[TASK STATEMENT]
Extract each record and reproduce it exactly.
======== THE DATA
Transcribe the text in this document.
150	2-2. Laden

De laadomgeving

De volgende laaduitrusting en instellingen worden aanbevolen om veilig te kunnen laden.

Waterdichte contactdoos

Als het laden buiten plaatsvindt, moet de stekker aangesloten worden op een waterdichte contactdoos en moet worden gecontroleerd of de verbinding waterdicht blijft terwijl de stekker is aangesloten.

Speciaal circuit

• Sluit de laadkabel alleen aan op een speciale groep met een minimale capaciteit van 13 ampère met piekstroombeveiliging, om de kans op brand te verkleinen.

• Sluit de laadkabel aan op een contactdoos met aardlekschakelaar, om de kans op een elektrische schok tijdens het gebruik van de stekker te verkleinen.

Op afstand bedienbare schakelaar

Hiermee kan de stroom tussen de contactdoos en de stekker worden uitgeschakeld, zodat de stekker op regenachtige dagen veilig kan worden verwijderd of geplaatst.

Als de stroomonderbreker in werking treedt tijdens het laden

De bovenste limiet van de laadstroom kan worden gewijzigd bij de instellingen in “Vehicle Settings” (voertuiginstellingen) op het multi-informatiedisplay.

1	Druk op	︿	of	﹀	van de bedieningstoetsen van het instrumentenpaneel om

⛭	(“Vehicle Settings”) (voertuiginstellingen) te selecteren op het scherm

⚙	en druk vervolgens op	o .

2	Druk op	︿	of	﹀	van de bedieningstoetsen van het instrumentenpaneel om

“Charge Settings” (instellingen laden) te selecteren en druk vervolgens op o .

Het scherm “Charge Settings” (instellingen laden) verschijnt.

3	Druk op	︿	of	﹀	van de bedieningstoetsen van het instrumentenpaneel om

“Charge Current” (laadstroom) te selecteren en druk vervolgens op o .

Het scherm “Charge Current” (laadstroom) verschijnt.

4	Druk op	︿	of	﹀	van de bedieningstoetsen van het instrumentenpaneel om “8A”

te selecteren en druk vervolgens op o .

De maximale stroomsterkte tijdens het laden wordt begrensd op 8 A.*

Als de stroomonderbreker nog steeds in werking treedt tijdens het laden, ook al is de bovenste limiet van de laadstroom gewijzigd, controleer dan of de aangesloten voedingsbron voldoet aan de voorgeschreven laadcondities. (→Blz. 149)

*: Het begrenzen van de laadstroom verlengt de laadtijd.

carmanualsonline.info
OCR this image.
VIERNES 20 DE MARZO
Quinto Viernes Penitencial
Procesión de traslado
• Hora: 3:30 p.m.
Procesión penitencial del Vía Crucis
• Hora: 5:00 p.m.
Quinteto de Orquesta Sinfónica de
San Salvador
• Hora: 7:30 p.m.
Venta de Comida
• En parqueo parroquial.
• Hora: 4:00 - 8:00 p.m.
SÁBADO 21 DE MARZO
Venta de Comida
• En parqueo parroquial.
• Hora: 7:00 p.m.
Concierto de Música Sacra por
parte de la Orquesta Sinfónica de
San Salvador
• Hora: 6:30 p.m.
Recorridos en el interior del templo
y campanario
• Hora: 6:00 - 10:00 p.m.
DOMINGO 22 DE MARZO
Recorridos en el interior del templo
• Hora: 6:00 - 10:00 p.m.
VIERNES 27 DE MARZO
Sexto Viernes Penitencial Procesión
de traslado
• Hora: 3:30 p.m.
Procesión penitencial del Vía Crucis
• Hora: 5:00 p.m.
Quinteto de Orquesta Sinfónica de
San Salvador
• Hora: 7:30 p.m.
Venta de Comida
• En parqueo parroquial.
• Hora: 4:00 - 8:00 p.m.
================
[SOLVED EXERCISE]
Transcribe the text in this document.
150	2-2. Laden

De laadomgeving

De volgende laaduitrusting en instellingen worden aanbevolen om veilig te kunnen laden.

Waterdichte contactdoos

Als het laden buiten plaatsvindt, moet de stekker aangesloten worden op een waterdichte contactdoos en moet worden gecontroleerd of de verbinding waterdicht blijft terwijl de stekker is aangesloten.

Speciaal circuit

• Sluit de laadkabel alleen aan op een speciale groep met een minimale capaciteit van 13 ampère met piekstroombeveiliging, om de kans op brand te verkleinen.

• Sluit de laadkabel aan op een contactdoos met aardlekschakelaar, om de kans op een elektrische schok tijdens het gebruik van de stekker te verkleinen.

Op afstand bedienbare schakelaar

Hiermee kan de stroom tussen de contactdoos en de stekker worden uitgeschakeld, zodat de stekker op regenachtige dagen veilig kan worden verwijderd of geplaatst.

Als de stroomonderbreker in werking treedt tijdens het laden

De bovenste limiet van de laadstroom kan worden gewijzigd bij de instellingen in “Vehicle Settings” (voertuiginstellingen) op het multi-informatiedisplay.

1	Druk op	︿	of	﹀	van de bedieningstoetsen van het instrumentenpaneel om

⛭	(“Vehicle Settings”) (voertuiginstellingen) te selecteren op het scherm

⚙	en druk vervolgens op	o .

2	Druk op	︿	of	﹀	van de bedieningstoetsen van het instrumentenpaneel om

“Charge Settings” (instellingen laden) te selecteren en druk vervolgens op o .

Het scherm “Charge Settings” (instellingen laden) verschijnt.

3	Druk op	︿	of	﹀	van de bedieningstoetsen van het instrumentenpaneel om

“Charge Current” (laadstroom) te selecteren en druk vervolgens op o .

Het scherm “Charge Current” (laadstroom) verschijnt.

4	Druk op	︿	of	﹀	van de bedieningstoetsen van het instrumentenpaneel om “8A”

te selecteren en druk vervolgens op o .

De maximale stroomsterkte tijdens het laden wordt begrensd op 8 A.*

Als de stroomonderbreker nog steeds in werking treedt tijdens het laden, ook al is de bovenste limiet van de laadstroom gewijzigd, controleer dan of de aangesloten voedingsbron voldoet aan de voorgeschreven laadcondities. (→Blz. 149)

*: Het begrenzen van de laadstroom verlengt de laadtijd.

carmanualsonline.info
OCR this image.
VIERNES 20 DE MARZO
Quinto Viernes Penitencial
Procesión de traslado
• Hora: 3:30 p.m.
Procesión penitencial del Vía Crucis
• Hora: 5:00 p.m.
Quinteto de Orquesta Sinfónica de
San Salvador
• Hora: 7:30 p.m.
Venta de Comida
• En parqueo parroquial.
• Hora: 4:00 - 8:00 p.m.
SÁBADO 21 DE MARZO
Venta de Comida
• En parqueo parroquial.
• Hora: 7:00 p.m.
Concierto de Música Sacra por
parte de la Orquesta Sinfónica de
San Salvador
• Hora: 6:30 p.m.
Recorridos en el interior del templo
y campanario
• Hora: 6:00 - 10:00 p.m.
DOMINGO 22 DE MARZO
Recorridos en el interior del templo
• Hora: 6:00 - 10:00 p.m.
VIERNES 27 DE MARZO
Sexto Viernes Penitencial Procesión
de traslado
• Hora: 3:30 p.m.
Procesión penitencial del Vía Crucis
• Hora: 5:00 p.m.
Quinteto de Orquesta Sinfónica de
San Salvador
• Hora: 7:30 p.m.
Venta de Comida
• En parqueo parroquial.
• Hora: 4:00 - 8:00 p.m.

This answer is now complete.